• TEKS BACAAN

* * * *

JAKARTA – Air setinggi 10–20 sentimeter akibat luapan Kali Ciliwung masih menggenangi RT 11 RW 05 Kebon Pala, Kelurahan Kampung Melayu, Jakarta Timur, Kamis 25 April 2019. Di lorong-lorong permukiman warga, beberapa anak ditemani ibunya terlihat sedang mengeringkan genangan air di depan halaman rumah.
Wilayah yang terletak di bantaran Kali Ciliwung ini sempat digenangi banjir setinggi 50–70 cm dan merendam sekira 200 rumah di RT 11 pada pukul 05.00 WIB tadi. Namun sekira satu jam kemudian, air perlahan surut, menyisakan genangan setinggi 10–20 cm sampai pukul 09.00 WIB.
(Baca juga: Berikut Titik Banjir di Jakarta Timur Pasca-Diguyur Hujan Sore Tadi)
Menurut Ketua RT 11, Eka Kurniawan, mengatakan banjir telah merendam wilayahnya selama dua hari sejak 24 April. "Banjir hari pertama sampai pintu rumah. Warga tidak ada yang mengungsi karena sebagian besar mereka naik ke lantai dua," ujarnya, seperti dinukil dari Antaranews, Kamis (25/4/2019).
Walaupun kebanjiran, Eka mengatakan aktivitas warga tetap berjalan seperti biasa.

* * * *

[Catatan yang diambil dari sebuah dataset]
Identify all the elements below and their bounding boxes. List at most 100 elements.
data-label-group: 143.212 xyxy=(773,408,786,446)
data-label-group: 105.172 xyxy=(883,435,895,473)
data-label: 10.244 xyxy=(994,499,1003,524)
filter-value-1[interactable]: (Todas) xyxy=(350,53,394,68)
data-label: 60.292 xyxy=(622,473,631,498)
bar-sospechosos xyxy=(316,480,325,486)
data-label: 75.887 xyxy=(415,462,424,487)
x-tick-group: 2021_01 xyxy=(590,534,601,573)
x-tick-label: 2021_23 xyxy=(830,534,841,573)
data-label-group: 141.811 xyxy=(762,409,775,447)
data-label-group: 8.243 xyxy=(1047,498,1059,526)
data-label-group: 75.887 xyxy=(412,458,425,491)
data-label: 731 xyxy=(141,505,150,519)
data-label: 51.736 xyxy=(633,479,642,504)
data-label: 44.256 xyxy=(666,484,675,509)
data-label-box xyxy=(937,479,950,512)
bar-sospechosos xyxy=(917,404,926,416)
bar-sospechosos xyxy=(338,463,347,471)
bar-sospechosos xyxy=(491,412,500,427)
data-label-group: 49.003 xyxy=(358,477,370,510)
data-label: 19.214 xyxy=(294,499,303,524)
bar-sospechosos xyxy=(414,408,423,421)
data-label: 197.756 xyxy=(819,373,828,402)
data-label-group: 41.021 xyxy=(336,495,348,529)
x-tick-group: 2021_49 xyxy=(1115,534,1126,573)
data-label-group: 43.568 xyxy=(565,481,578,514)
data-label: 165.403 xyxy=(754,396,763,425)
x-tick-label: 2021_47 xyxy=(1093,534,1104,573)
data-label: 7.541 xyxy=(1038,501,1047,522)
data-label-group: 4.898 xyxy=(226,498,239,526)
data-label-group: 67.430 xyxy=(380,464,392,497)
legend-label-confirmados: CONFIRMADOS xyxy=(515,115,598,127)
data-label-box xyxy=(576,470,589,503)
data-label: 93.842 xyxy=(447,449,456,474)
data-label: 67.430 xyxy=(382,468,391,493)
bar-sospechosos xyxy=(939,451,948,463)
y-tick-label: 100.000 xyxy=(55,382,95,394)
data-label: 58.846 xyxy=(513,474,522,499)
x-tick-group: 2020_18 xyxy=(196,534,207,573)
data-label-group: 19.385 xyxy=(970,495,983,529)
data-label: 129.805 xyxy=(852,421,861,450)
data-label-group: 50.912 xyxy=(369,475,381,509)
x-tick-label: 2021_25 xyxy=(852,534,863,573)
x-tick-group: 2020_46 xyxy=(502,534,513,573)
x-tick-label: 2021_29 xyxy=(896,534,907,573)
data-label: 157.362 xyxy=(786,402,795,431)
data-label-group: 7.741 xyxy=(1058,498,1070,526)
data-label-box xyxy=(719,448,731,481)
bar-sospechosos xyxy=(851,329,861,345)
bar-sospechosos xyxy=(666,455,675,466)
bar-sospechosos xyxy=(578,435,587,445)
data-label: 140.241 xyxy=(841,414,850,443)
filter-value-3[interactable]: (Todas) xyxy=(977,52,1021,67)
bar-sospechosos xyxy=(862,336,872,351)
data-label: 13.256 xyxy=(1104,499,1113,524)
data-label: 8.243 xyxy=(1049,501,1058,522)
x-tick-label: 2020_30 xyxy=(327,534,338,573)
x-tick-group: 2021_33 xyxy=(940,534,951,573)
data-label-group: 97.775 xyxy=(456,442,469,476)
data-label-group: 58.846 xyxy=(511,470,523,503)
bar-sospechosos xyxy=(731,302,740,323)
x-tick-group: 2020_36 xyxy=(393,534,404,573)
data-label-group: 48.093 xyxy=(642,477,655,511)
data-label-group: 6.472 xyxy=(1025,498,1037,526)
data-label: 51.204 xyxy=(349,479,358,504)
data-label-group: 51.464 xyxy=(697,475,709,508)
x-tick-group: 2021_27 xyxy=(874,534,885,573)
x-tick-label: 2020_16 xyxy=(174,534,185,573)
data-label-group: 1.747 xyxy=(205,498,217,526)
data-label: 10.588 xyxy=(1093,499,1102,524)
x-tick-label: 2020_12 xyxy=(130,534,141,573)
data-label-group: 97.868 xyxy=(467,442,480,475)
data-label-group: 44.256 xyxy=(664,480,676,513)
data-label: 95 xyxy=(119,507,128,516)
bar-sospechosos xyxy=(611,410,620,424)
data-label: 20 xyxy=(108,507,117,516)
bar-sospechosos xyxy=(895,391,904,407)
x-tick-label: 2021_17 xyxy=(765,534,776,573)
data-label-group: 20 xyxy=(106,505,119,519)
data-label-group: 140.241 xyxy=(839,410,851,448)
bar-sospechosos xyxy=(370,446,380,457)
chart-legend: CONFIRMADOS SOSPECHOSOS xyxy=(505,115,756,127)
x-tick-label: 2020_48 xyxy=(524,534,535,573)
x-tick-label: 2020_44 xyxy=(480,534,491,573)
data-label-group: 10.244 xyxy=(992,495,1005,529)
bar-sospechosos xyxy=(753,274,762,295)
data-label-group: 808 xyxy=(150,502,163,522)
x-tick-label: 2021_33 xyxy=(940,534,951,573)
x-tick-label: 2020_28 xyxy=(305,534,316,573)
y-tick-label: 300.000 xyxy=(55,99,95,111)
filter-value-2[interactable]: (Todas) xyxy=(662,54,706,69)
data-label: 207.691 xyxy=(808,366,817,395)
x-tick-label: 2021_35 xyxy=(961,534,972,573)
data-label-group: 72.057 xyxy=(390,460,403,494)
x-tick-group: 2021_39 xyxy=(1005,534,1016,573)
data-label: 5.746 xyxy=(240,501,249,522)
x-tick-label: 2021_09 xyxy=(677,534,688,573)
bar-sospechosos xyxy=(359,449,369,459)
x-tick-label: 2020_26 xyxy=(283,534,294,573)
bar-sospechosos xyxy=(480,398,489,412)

* * * *

• KETENTUAN LATIHAN
A - Berdasarkan berita banjir di Kebon Pala, jelaskan alasan warga RT 11 tidak mengungsi. Jawab dalam satu sampai tiga kalimat.
B - Menurut berita banjir di Kebon Pala, berapa rumah di RT 11 yang terendam pada pukul 05.00 WIB?
C - Lanjutkan berita banjir di Kebon Pala mulai dari kalimat terakhirnya.

• JAWABAN PER BUTIR
A - Menurut Ketua RT 11, Eka Kurniawan, warga tidak mengungsi karena sebagian besar dari mereka naik ke lantai dua.

B - Sekira 200 rumah.

C -
Senada dengan Eka, warga lain yakni Yanti yang tinggal persis di bantaran Kali Ciliwung, menuturkan banjir tidak membuat aktivitas sehari-harinya lumpuh.
"Kalau banjirnya tinggi ya kami naik ke lantai dua. Kalau mau keluar tinggal lewat genting, nanti tembus ke Kompleks Duri Permai yang lebih tinggi," ujar Yanti.
(Baca juga: BPBD DKI Sebut Ada 17 Titik Banjir Akibat Hujan Lebat)
Banjir merendam kawasan Kebon Pala akibat curah hujan tinggi di Bogor sejak Selasa 23 April malam. Akibatnya, air di Sungai Ciliwung meluap dilihat dari tingginya permukaan air di Pintu Air Bendung Katulampa dan Pintu Air Depok pada 24 April.
Data Dinas Sumber Daya Air DKI Jakarta menunjukkan pada pukul 06.00 WIB, tinggi permukaan air Bendung Katulampa dan Depok dalam posisi aman.